Your goal: Do any lines in the data below contain "Pulse"? If so, copy every one of them.

***** Data for this task *****

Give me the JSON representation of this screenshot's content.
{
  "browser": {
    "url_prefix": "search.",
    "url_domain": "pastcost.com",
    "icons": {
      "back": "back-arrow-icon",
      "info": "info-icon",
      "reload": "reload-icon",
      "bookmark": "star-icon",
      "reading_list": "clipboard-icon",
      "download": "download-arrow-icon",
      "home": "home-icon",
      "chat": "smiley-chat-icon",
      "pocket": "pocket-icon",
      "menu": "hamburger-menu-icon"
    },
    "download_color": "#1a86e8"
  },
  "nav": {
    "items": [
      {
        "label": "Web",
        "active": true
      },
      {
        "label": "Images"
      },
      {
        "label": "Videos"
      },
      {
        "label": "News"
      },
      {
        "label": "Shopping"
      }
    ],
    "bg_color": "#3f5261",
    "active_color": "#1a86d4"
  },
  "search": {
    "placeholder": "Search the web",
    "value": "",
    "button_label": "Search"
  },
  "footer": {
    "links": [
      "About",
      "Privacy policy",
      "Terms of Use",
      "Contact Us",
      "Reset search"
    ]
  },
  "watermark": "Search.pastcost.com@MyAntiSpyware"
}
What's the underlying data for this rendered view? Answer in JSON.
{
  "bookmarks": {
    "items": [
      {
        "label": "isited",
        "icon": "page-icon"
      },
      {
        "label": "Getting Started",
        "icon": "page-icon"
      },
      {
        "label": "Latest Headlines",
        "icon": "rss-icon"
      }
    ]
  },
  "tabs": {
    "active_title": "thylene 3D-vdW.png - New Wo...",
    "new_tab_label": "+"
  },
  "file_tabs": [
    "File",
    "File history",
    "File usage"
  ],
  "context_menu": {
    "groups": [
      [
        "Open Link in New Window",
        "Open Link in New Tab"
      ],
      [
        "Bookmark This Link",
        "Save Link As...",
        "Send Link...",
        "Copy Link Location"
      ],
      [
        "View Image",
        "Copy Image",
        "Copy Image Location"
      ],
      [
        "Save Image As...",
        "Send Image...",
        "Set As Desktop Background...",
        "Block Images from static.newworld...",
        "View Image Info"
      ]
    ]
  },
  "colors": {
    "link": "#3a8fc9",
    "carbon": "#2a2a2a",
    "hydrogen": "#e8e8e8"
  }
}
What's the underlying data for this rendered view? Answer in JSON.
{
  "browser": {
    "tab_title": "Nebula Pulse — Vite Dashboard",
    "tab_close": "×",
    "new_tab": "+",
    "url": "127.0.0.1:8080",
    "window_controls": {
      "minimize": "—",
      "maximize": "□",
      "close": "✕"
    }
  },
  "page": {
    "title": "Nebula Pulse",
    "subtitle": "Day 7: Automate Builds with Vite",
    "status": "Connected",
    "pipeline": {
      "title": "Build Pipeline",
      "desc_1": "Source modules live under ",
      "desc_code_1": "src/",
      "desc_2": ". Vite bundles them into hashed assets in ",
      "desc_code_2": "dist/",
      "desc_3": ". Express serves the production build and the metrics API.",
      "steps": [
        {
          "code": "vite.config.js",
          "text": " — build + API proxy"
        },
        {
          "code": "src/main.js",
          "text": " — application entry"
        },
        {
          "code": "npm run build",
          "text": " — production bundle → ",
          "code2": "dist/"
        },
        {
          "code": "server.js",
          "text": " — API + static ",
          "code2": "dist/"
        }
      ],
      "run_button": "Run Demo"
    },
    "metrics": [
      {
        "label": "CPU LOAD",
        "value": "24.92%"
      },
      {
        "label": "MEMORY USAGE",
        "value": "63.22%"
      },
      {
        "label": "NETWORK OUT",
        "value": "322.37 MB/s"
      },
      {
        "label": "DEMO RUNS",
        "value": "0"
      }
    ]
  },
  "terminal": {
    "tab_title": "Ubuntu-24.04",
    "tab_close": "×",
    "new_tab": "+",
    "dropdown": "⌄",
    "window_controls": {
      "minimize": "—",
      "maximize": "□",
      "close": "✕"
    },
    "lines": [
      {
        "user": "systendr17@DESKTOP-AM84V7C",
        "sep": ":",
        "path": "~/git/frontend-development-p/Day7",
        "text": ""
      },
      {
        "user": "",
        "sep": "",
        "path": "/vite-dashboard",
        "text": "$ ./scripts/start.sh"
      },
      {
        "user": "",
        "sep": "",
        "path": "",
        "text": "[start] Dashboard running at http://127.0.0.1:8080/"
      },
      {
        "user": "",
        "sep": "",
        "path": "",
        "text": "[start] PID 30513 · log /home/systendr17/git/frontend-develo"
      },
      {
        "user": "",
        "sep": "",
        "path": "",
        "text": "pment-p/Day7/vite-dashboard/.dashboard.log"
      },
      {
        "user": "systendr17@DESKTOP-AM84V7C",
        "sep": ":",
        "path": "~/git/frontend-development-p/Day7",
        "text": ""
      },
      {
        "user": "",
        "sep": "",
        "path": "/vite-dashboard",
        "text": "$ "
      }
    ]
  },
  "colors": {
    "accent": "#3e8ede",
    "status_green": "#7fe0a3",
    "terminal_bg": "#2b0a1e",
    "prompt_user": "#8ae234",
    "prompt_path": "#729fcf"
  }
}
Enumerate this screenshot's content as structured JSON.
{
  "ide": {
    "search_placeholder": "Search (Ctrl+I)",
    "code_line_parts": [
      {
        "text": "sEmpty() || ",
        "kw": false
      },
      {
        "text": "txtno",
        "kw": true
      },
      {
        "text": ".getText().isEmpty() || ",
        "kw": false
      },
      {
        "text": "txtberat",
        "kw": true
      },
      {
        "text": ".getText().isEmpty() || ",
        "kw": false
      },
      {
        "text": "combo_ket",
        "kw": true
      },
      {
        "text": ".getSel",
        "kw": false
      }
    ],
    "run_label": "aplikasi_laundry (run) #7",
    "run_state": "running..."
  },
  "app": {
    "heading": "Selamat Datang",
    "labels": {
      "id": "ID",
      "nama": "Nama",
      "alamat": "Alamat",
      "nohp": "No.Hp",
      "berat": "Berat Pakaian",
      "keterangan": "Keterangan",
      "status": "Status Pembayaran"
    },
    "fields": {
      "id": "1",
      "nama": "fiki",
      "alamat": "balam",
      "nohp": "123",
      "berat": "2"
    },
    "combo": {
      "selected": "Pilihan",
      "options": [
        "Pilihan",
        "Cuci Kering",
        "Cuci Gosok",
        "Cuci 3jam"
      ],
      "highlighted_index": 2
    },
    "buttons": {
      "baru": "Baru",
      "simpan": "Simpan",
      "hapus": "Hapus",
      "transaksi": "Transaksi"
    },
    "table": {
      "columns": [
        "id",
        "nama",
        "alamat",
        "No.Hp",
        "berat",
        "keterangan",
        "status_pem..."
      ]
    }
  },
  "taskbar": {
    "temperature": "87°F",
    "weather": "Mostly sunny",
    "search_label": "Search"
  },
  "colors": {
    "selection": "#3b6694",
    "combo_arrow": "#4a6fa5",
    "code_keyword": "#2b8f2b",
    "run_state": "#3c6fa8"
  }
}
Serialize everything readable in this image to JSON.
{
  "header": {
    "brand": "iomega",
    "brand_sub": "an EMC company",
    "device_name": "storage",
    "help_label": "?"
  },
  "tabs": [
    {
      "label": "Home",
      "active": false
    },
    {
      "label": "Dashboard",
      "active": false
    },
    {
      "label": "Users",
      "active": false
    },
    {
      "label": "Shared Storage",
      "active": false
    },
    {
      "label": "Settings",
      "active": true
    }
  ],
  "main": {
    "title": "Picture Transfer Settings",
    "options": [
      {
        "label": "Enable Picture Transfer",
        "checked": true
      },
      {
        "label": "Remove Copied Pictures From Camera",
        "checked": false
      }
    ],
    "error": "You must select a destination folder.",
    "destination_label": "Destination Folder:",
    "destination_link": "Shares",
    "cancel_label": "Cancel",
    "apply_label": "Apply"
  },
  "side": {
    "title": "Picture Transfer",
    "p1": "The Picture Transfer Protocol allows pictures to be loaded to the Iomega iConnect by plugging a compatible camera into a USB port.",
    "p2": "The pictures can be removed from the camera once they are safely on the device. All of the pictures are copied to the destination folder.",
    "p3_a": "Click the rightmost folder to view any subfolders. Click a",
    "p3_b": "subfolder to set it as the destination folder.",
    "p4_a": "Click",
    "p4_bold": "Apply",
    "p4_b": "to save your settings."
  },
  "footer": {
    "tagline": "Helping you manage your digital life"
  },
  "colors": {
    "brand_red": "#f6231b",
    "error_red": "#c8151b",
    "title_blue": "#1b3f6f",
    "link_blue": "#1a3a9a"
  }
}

*****

Solved exercise:
    "tab_title": "Nebula Pulse — Vite Dashboard",
    "title": "Nebula Pulse",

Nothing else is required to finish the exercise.